EXERCISE DETAILS: Read the lines that follow and pick out every one containing the word "deemed".

(Extracted records)
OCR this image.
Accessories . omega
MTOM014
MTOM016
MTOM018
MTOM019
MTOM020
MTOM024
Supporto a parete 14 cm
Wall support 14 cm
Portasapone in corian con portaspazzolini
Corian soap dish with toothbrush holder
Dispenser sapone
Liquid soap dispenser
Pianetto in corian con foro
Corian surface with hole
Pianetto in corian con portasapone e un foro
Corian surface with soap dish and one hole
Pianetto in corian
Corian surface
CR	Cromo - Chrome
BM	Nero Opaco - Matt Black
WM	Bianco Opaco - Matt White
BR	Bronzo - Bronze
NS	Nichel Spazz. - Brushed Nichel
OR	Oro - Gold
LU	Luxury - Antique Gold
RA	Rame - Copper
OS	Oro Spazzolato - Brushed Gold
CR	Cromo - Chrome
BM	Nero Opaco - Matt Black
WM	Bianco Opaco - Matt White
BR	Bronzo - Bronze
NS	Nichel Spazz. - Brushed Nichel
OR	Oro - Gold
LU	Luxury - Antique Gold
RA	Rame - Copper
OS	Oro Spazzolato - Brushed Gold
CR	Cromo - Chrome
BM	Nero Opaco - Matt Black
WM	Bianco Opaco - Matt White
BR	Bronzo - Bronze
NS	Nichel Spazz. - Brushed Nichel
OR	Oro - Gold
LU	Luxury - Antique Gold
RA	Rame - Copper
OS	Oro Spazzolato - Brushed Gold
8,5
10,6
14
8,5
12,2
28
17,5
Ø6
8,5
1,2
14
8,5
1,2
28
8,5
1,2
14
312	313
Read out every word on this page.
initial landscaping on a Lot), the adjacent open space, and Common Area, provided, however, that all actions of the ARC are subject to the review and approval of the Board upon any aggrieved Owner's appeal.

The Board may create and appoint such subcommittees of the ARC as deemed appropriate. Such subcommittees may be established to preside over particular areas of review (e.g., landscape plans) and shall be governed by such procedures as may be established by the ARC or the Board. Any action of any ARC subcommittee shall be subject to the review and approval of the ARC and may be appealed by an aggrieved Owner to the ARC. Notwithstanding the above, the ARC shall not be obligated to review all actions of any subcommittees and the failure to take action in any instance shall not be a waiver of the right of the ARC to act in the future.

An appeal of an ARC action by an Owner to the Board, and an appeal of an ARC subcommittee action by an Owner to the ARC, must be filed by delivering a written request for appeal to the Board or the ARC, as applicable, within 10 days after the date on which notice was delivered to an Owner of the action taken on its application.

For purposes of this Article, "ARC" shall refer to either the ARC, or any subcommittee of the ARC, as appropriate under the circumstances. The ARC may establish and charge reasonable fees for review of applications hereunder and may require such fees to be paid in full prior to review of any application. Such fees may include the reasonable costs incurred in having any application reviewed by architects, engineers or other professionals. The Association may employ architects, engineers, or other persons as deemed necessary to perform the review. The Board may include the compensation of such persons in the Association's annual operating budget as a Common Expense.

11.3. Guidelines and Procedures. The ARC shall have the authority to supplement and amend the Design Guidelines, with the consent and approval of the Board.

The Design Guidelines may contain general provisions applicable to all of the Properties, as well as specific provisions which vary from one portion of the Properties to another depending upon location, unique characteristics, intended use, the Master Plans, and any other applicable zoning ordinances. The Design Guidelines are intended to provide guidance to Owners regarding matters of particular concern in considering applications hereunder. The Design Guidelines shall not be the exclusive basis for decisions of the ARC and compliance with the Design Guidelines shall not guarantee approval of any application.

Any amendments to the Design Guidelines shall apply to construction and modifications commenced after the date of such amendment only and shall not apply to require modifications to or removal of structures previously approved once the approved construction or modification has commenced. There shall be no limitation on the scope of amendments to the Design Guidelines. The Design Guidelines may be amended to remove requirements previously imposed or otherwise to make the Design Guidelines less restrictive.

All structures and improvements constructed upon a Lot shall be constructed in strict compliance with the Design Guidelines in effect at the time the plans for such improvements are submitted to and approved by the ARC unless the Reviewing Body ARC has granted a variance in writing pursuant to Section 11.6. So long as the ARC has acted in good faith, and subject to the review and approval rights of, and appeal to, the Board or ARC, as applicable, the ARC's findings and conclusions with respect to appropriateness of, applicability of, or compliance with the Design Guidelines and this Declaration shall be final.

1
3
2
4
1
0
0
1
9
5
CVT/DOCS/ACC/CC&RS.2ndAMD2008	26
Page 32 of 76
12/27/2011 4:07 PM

OUTPUT BELOW:
The Board may create and appoint such subcommittees of the ARC as deemed appropriate. Such subcommittees may be established to preside over particular areas of review (e.g., landscape plans) and shall be governed by such procedures as may be established by the ARC or the Board. Any action of any ARC subcommittee shall be subject to the review and approval of the ARC and may be appealed by an aggrieved Owner to the ARC. Notwithstanding the above, the ARC shall not be obligated to review all actions of any subcommittees and the failure to take action in any instance shall not be a waiver of the right of the ARC to act in the future.
For purposes of this Article, "ARC" shall refer to either the ARC, or any subcommittee of the ARC, as appropriate under the circumstances. The ARC may establish and charge reasonable fees for review of applications hereunder and may require such fees to be paid in full prior to review of any application. Such fees may include the reasonable costs incurred in having any application reviewed by architects, engineers or other professionals. The Association may employ architects, engineers, or other persons as deemed necessary to perform the review. The Board may include the compensation of such persons in the Association's annual operating budget as a Common Expense.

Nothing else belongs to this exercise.